Exercise directions - Your task is to repeat the listing exactly.

Data for the task -
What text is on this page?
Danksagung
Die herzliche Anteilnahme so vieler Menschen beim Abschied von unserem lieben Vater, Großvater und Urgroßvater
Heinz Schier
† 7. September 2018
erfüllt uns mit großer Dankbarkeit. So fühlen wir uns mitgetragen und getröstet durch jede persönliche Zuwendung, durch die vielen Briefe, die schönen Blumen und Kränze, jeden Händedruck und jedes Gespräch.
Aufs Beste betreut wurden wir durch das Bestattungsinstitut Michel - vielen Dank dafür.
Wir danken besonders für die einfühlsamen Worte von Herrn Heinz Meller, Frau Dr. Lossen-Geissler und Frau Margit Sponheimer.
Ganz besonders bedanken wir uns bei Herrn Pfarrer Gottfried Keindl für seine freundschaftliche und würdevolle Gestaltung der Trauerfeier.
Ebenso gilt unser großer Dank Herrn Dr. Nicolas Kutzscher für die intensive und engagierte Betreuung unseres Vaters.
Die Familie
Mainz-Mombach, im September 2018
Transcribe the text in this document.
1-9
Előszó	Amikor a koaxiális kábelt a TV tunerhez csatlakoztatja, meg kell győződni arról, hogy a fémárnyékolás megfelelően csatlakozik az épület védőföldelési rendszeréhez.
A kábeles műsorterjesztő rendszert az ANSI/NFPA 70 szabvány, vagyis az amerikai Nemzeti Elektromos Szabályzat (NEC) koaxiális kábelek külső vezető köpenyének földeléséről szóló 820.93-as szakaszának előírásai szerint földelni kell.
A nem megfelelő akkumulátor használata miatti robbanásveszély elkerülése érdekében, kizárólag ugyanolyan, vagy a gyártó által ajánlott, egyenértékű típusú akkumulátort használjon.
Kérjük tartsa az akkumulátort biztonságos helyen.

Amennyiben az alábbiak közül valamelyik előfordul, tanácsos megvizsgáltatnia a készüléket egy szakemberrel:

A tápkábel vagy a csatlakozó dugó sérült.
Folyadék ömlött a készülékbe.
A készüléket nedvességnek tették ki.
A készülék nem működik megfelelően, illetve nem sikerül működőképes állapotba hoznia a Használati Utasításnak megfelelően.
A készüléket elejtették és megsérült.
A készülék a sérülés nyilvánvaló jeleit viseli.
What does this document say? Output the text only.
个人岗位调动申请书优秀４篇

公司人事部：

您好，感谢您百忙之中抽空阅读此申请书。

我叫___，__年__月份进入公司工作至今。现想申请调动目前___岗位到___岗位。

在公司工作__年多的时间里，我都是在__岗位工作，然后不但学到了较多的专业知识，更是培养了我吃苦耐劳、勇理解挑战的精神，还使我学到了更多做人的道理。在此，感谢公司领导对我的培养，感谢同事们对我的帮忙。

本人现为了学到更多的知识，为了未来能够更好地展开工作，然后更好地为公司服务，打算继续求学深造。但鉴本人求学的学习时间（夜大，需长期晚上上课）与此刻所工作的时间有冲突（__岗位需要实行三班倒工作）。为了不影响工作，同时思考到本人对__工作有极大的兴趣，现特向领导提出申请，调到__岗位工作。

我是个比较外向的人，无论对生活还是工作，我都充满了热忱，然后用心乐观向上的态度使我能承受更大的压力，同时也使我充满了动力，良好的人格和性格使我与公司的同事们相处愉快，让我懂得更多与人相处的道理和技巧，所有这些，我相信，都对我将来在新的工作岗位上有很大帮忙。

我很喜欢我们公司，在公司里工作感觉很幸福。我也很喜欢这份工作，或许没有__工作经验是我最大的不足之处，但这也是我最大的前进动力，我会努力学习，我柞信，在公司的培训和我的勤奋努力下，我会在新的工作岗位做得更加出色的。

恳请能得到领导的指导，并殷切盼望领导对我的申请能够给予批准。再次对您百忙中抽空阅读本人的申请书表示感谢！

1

Finished answer -
What text is on this page?
Danksagung
Die herzliche Anteilnahme so vieler Menschen beim Abschied von unserem lieben Vater, Großvater und Urgroßvater
Heinz Schier
† 7. September 2018
erfüllt uns mit großer Dankbarkeit. So fühlen wir uns mitgetragen und getröstet durch jede persönliche Zuwendung, durch die vielen Briefe, die schönen Blumen und Kränze, jeden Händedruck und jedes Gespräch.
Aufs Beste betreut wurden wir durch das Bestattungsinstitut Michel - vielen Dank dafür.
Wir danken besonders für die einfühlsamen Worte von Herrn Heinz Meller, Frau Dr. Lossen-Geissler und Frau Margit Sponheimer.
Ganz besonders bedanken wir uns bei Herrn Pfarrer Gottfried Keindl für seine freundschaftliche und würdevolle Gestaltung der Trauerfeier.
Ebenso gilt unser großer Dank Herrn Dr. Nicolas Kutzscher für die intensive und engagierte Betreuung unseres Vaters.
Die Familie
Mainz-Mombach, im September 2018
Transcribe the text in this document.
1-9
Előszó	Amikor a koaxiális kábelt a TV tunerhez csatlakoztatja, meg kell győződni arról, hogy a fémárnyékolás megfelelően csatlakozik az épület védőföldelési rendszeréhez.
A kábeles műsorterjesztő rendszert az ANSI/NFPA 70 szabvány, vagyis az amerikai Nemzeti Elektromos Szabályzat (NEC) koaxiális kábelek külső vezető köpenyének földeléséről szóló 820.93-as szakaszának előírásai szerint földelni kell.
A nem megfelelő akkumulátor használata miatti robbanásveszély elkerülése érdekében, kizárólag ugyanolyan, vagy a gyártó által ajánlott, egyenértékű típusú akkumulátort használjon.
Kérjük tartsa az akkumulátort biztonságos helyen.

Amennyiben az alábbiak közül valamelyik előfordul, tanácsos megvizsgáltatnia a készüléket egy szakemberrel:

A tápkábel vagy a csatlakozó dugó sérült.
Folyadék ömlött a készülékbe.
A készüléket nedvességnek tették ki.
A készülék nem működik megfelelően, illetve nem sikerül működőképes állapotba hoznia a Használati Utasításnak megfelelően.
A készüléket elejtették és megsérült.
A készülék a sérülés nyilvánvaló jeleit viseli.
What does this document say? Output the text only.
个人岗位调动申请书优秀４篇

公司人事部：

您好，感谢您百忙之中抽空阅读此申请书。

我叫___，__年__月份进入公司工作至今。现想申请调动目前___岗位到___岗位。

在公司工作__年多的时间里，我都是在__岗位工作，然后不但学到了较多的专业知识，更是培养了我吃苦耐劳、勇理解挑战的精神，还使我学到了更多做人的道理。在此，感谢公司领导对我的培养，感谢同事们对我的帮忙。

本人现为了学到更多的知识，为了未来能够更好地展开工作，然后更好地为公司服务，打算继续求学深造。但鉴本人求学的学习时间（夜大，需长期晚上上课）与此刻所工作的时间有冲突（__岗位需要实行三班倒工作）。为了不影响工作，同时思考到本人对__工作有极大的兴趣，现特向领导提出申请，调到__岗位工作。

我是个比较外向的人，无论对生活还是工作，我都充满了热忱，然后用心乐观向上的态度使我能承受更大的压力，同时也使我充满了动力，良好的人格和性格使我与公司的同事们相处愉快，让我懂得更多与人相处的道理和技巧，所有这些，我相信，都对我将来在新的工作岗位上有很大帮忙。

我很喜欢我们公司，在公司里工作感觉很幸福。我也很喜欢这份工作，或许没有__工作经验是我最大的不足之处，但这也是我最大的前进动力，我会努力学习，我柞信，在公司的培训和我的勤奋努力下，我会在新的工作岗位做得更加出色的。

恳请能得到领导的指导，并殷切盼望领导对我的申请能够给予批准。再次对您百忙中抽空阅读本人的申请书表示感谢！

1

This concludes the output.